Task inputs:
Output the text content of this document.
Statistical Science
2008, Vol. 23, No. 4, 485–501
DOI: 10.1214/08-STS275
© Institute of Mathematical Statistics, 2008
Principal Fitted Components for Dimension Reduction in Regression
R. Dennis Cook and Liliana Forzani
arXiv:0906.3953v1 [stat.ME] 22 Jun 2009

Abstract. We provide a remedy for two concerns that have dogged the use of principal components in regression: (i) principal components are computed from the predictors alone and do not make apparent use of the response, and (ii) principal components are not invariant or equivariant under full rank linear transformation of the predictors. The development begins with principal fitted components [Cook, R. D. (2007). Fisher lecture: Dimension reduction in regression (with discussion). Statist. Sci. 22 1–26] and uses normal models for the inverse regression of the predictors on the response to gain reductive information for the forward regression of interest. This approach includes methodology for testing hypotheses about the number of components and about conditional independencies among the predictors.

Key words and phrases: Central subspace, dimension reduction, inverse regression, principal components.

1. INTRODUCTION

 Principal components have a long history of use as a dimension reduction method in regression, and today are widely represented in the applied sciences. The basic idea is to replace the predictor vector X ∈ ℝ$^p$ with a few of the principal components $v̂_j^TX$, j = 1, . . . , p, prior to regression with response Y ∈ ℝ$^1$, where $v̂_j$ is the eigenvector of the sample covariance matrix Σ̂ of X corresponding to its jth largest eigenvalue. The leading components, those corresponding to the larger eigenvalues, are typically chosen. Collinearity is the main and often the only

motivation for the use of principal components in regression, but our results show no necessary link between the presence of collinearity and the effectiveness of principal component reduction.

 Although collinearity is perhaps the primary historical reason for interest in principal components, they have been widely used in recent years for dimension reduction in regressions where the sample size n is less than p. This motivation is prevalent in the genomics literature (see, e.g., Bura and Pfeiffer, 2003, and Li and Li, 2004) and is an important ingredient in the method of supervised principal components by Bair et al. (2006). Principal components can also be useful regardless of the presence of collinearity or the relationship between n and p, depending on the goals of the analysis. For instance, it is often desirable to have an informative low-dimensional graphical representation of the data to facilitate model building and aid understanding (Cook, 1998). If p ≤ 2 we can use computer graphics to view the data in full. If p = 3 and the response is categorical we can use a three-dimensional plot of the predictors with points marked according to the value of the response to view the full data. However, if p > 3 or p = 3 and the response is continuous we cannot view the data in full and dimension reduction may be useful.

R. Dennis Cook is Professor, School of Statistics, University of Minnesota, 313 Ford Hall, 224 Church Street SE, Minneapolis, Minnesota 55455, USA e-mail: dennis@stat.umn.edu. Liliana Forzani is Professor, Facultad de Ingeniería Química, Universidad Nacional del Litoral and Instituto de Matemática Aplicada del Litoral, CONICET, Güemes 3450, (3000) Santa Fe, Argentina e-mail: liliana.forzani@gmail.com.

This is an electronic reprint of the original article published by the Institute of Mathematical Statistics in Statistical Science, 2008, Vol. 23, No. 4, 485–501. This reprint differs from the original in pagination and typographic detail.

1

---

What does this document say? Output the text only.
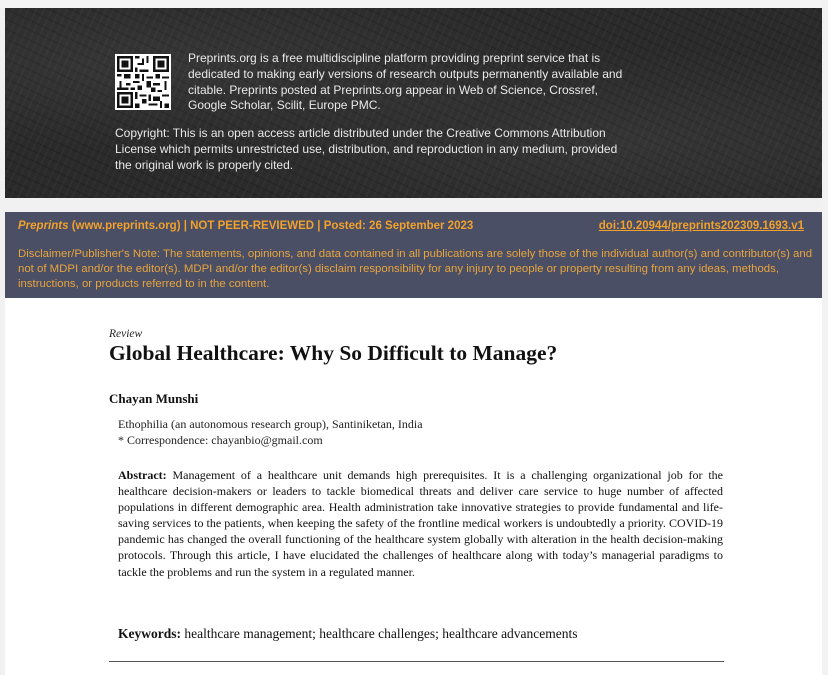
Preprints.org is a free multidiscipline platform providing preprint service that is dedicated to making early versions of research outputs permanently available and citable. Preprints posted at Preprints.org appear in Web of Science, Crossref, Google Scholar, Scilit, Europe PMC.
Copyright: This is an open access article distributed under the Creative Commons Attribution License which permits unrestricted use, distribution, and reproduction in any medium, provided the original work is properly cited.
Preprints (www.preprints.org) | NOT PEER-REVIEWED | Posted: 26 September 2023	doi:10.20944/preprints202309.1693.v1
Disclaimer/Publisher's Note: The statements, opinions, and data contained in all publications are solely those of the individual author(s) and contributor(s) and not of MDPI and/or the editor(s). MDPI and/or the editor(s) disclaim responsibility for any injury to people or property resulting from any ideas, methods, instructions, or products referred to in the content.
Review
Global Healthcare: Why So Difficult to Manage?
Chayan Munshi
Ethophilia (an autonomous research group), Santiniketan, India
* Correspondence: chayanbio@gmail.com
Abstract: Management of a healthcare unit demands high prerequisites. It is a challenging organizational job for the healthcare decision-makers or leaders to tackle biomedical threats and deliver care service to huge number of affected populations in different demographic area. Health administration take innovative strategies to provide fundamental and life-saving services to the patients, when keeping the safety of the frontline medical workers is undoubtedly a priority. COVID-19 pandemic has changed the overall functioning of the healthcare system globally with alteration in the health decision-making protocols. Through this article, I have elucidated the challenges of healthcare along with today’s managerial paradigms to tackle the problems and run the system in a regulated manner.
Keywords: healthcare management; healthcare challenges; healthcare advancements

Work request: Note each line above that holds "Statistical", then copy all of them.

Response:
Statistical Science
This is an electronic reprint of the original article published by the Institute of Mathematical Statistics in Statistical Science, 2008, Vol. 23, No. 4, 485–501. This reprint differs from the original in pagination and typographic detail.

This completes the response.